++++ RECORDS SUPPLIED

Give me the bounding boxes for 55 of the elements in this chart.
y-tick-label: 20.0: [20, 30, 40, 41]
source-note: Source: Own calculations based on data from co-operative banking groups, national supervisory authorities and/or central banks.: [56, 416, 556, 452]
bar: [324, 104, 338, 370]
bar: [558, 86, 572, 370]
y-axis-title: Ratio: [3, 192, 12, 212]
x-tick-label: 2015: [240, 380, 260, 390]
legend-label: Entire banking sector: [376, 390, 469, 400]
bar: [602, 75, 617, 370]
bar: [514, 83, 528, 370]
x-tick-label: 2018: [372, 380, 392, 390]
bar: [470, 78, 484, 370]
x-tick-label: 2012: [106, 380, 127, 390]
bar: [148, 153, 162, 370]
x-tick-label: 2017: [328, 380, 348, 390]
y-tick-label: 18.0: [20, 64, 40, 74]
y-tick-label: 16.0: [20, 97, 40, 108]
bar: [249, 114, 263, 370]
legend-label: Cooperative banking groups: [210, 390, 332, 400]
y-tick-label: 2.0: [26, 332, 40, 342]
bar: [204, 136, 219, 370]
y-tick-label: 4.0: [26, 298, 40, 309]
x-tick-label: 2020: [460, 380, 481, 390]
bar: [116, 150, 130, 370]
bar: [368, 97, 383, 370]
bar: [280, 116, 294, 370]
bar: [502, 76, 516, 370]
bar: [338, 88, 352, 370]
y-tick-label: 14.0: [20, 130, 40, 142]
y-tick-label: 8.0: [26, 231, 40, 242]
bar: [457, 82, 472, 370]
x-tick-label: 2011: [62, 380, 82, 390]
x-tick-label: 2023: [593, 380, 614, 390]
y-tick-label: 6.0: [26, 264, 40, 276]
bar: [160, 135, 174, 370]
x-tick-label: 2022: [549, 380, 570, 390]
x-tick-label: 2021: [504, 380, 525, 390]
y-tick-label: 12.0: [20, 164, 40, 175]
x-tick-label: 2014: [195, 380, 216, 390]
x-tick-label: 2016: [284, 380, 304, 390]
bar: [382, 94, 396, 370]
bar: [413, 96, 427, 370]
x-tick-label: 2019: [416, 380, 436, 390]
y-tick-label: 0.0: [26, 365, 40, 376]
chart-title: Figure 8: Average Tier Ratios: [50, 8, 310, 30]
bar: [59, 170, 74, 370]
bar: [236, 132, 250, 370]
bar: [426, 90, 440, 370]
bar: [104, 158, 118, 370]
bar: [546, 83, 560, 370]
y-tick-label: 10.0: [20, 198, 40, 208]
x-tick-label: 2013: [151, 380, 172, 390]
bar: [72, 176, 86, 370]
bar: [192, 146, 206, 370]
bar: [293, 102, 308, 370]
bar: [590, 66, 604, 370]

++++++++

- [GIVEN REQUEST] Lay out the rows of the data listing, from the first one through the one containing "x-tick-label: 2015: [240, 380, 260, 390]", as a Markdown table with the columns No. and Line. Leave out any blank lines.

- [OUTPUT OF THE EXERCISE]
| No. | Line |
|---|---|
| 1 | Give me the bounding boxes for 55 of the elements in this chart. |
| 2 | y-tick-label: 20.0: [20, 30, 40, 41] |
| 3 | source-note: Source: Own calculations based on data from co-operative banking groups, national supervisory authorities and/or central banks.: [56, 416, 556, 452] |
| 4 | bar: [324, 104, 338, 370] |
| 5 | bar: [558, 86, 572, 370] |
| 6 | y-axis-title: Ratio: [3, 192, 12, 212] |
| 7 | x-tick-label: 2015: [240, 380, 260, 390] |